# YOUR TASK:
The records below are to be repeated in full, exactly as they are.

Collected data entries
>> Start
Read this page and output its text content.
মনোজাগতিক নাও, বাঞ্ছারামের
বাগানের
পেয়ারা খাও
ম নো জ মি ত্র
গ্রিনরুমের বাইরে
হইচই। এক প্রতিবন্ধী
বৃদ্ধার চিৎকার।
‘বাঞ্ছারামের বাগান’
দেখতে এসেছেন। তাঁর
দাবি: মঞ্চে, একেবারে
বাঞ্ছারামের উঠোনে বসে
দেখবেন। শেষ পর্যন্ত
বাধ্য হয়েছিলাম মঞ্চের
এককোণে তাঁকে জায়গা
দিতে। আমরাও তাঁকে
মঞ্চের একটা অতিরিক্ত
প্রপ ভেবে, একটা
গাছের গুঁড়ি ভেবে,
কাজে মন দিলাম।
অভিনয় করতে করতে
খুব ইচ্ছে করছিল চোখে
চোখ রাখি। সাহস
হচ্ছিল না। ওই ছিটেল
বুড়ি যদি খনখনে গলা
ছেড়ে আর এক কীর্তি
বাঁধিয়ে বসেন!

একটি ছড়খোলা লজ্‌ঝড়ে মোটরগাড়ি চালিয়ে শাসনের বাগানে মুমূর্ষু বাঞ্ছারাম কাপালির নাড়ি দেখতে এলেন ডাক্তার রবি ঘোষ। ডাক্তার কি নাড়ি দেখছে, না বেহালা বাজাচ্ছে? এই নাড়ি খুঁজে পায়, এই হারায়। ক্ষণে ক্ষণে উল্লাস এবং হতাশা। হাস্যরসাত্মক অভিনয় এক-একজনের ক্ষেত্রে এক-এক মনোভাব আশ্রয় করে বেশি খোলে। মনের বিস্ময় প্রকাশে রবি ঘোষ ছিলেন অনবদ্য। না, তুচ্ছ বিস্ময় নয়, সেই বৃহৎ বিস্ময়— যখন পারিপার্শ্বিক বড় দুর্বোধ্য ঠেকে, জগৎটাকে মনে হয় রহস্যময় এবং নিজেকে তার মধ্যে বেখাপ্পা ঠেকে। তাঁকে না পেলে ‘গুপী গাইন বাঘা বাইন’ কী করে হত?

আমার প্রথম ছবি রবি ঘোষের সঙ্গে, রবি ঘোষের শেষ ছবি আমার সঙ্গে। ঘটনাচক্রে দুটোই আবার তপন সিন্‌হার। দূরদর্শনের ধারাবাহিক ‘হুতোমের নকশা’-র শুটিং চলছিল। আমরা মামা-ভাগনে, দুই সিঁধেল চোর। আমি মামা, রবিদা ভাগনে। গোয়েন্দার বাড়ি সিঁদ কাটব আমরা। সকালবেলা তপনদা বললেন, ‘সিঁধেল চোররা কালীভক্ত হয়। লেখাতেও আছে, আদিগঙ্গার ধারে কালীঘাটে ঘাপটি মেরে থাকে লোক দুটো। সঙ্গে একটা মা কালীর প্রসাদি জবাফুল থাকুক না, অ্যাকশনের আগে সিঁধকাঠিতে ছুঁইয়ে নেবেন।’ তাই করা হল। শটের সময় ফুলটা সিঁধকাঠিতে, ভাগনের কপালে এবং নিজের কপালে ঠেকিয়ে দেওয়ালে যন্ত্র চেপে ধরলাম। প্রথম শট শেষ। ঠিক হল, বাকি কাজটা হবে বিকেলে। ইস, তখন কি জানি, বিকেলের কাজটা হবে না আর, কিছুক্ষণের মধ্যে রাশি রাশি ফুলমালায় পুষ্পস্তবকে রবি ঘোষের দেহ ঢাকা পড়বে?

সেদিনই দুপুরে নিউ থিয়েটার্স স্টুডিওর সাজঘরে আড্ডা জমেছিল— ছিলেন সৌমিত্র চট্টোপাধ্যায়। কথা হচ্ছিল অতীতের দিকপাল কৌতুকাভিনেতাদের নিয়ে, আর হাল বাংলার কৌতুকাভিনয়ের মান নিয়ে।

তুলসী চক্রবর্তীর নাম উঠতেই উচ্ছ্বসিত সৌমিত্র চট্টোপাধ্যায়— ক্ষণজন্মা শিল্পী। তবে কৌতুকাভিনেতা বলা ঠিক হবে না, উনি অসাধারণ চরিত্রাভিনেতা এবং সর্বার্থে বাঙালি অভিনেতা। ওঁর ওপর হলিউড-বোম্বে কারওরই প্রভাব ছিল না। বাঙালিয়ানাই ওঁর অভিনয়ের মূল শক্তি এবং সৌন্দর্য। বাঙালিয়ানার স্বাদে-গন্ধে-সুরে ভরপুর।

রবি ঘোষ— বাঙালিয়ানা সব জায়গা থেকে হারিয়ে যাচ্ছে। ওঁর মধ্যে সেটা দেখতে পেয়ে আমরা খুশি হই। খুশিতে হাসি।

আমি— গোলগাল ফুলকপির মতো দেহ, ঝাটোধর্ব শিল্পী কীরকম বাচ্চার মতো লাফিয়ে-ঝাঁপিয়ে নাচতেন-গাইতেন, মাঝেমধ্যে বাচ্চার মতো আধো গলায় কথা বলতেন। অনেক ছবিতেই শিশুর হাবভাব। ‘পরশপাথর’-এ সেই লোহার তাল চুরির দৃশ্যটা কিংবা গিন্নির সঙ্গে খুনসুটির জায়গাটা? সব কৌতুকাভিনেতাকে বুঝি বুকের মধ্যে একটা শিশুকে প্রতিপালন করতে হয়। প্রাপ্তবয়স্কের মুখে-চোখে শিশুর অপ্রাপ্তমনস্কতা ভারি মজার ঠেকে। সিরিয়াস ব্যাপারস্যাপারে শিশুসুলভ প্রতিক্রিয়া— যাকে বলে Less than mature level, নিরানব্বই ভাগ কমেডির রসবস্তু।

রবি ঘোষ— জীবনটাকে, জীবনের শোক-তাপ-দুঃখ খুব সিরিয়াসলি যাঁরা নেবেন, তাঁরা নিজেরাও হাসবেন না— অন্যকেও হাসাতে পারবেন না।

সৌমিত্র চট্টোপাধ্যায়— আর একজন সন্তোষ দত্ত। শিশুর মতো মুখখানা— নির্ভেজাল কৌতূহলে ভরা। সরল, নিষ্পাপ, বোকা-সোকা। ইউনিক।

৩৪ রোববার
>> End
# SOLVED PROBLEM:
Read this page and output its text content.
মনোজাগতিক নাও, বাঞ্ছারামের
বাগানের
পেয়ারা খাও
ম নো জ মি ত্র
গ্রিনরুমের বাইরে
হইচই। এক প্রতিবন্ধী
বৃদ্ধার চিৎকার।
‘বাঞ্ছারামের বাগান’
দেখতে এসেছেন। তাঁর
দাবি: মঞ্চে, একেবারে
বাঞ্ছারামের উঠোনে বসে
দেখবেন। শেষ পর্যন্ত
বাধ্য হয়েছিলাম মঞ্চের
এককোণে তাঁকে জায়গা
দিতে। আমরাও তাঁকে
মঞ্চের একটা অতিরিক্ত
প্রপ ভেবে, একটা
গাছের গুঁড়ি ভেবে,
কাজে মন দিলাম।
অভিনয় করতে করতে
খুব ইচ্ছে করছিল চোখে
চোখ রাখি। সাহস
হচ্ছিল না। ওই ছিটেল
বুড়ি যদি খনখনে গলা
ছেড়ে আর এক কীর্তি
বাঁধিয়ে বসেন!

একটি ছড়খোলা লজ্‌ঝড়ে মোটরগাড়ি চালিয়ে শাসনের বাগানে মুমূর্ষু বাঞ্ছারাম কাপালির নাড়ি দেখতে এলেন ডাক্তার রবি ঘোষ। ডাক্তার কি নাড়ি দেখছে, না বেহালা বাজাচ্ছে? এই নাড়ি খুঁজে পায়, এই হারায়। ক্ষণে ক্ষণে উল্লাস এবং হতাশা। হাস্যরসাত্মক অভিনয় এক-একজনের ক্ষেত্রে এক-এক মনোভাব আশ্রয় করে বেশি খোলে। মনের বিস্ময় প্রকাশে রবি ঘোষ ছিলেন অনবদ্য। না, তুচ্ছ বিস্ময় নয়, সেই বৃহৎ বিস্ময়— যখন পারিপার্শ্বিক বড় দুর্বোধ্য ঠেকে, জগৎটাকে মনে হয় রহস্যময় এবং নিজেকে তার মধ্যে বেখাপ্পা ঠেকে। তাঁকে না পেলে ‘গুপী গাইন বাঘা বাইন’ কী করে হত?

আমার প্রথম ছবি রবি ঘোষের সঙ্গে, রবি ঘোষের শেষ ছবি আমার সঙ্গে। ঘটনাচক্রে দুটোই আবার তপন সিন্‌হার। দূরদর্শনের ধারাবাহিক ‘হুতোমের নকশা’-র শুটিং চলছিল। আমরা মামা-ভাগনে, দুই সিঁধেল চোর। আমি মামা, রবিদা ভাগনে। গোয়েন্দার বাড়ি সিঁদ কাটব আমরা। সকালবেলা তপনদা বললেন, ‘সিঁধেল চোররা কালীভক্ত হয়। লেখাতেও আছে, আদিগঙ্গার ধারে কালীঘাটে ঘাপটি মেরে থাকে লোক দুটো। সঙ্গে একটা মা কালীর প্রসাদি জবাফুল থাকুক না, অ্যাকশনের আগে সিঁধকাঠিতে ছুঁইয়ে নেবেন।’ তাই করা হল। শটের সময় ফুলটা সিঁধকাঠিতে, ভাগনের কপালে এবং নিজের কপালে ঠেকিয়ে দেওয়ালে যন্ত্র চেপে ধরলাম। প্রথম শট শেষ। ঠিক হল, বাকি কাজটা হবে বিকেলে। ইস, তখন কি জানি, বিকেলের কাজটা হবে না আর, কিছুক্ষণের মধ্যে রাশি রাশি ফুলমালায় পুষ্পস্তবকে রবি ঘোষের দেহ ঢাকা পড়বে?

সেদিনই দুপুরে নিউ থিয়েটার্স স্টুডিওর সাজঘরে আড্ডা জমেছিল— ছিলেন সৌমিত্র চট্টোপাধ্যায়। কথা হচ্ছিল অতীতের দিকপাল কৌতুকাভিনেতাদের নিয়ে, আর হাল বাংলার কৌতুকাভিনয়ের মান নিয়ে।

তুলসী চক্রবর্তীর নাম উঠতেই উচ্ছ্বসিত সৌমিত্র চট্টোপাধ্যায়— ক্ষণজন্মা শিল্পী। তবে কৌতুকাভিনেতা বলা ঠিক হবে না, উনি অসাধারণ চরিত্রাভিনেতা এবং সর্বার্থে বাঙালি অভিনেতা। ওঁর ওপর হলিউড-বোম্বে কারওরই প্রভাব ছিল না। বাঙালিয়ানাই ওঁর অভিনয়ের মূল শক্তি এবং সৌন্দর্য। বাঙালিয়ানার স্বাদে-গন্ধে-সুরে ভরপুর।

রবি ঘোষ— বাঙালিয়ানা সব জায়গা থেকে হারিয়ে যাচ্ছে। ওঁর মধ্যে সেটা দেখতে পেয়ে আমরা খুশি হই। খুশিতে হাসি।

আমি— গোলগাল ফুলকপির মতো দেহ, ঝাটোধর্ব শিল্পী কীরকম বাচ্চার মতো লাফিয়ে-ঝাঁপিয়ে নাচতেন-গাইতেন, মাঝেমধ্যে বাচ্চার মতো আধো গলায় কথা বলতেন। অনেক ছবিতেই শিশুর হাবভাব। ‘পরশপাথর’-এ সেই লোহার তাল চুরির দৃশ্যটা কিংবা গিন্নির সঙ্গে খুনসুটির জায়গাটা? সব কৌতুকাভিনেতাকে বুঝি বুকের মধ্যে একটা শিশুকে প্রতিপালন করতে হয়। প্রাপ্তবয়স্কের মুখে-চোখে শিশুর অপ্রাপ্তমনস্কতা ভারি মজার ঠেকে। সিরিয়াস ব্যাপারস্যাপারে শিশুসুলভ প্রতিক্রিয়া— যাকে বলে Less than mature level, নিরানব্বই ভাগ কমেডির রসবস্তু।

রবি ঘোষ— জীবনটাকে, জীবনের শোক-তাপ-দুঃখ খুব সিরিয়াসলি যাঁরা নেবেন, তাঁরা নিজেরাও হাসবেন না— অন্যকেও হাসাতে পারবেন না।

সৌমিত্র চট্টোপাধ্যায়— আর একজন সন্তোষ দত্ত। শিশুর মতো মুখখানা— নির্ভেজাল কৌতূহলে ভরা। সরল, নিষ্পাপ, বোকা-সোকা। ইউনিক।

৩৪ রোববার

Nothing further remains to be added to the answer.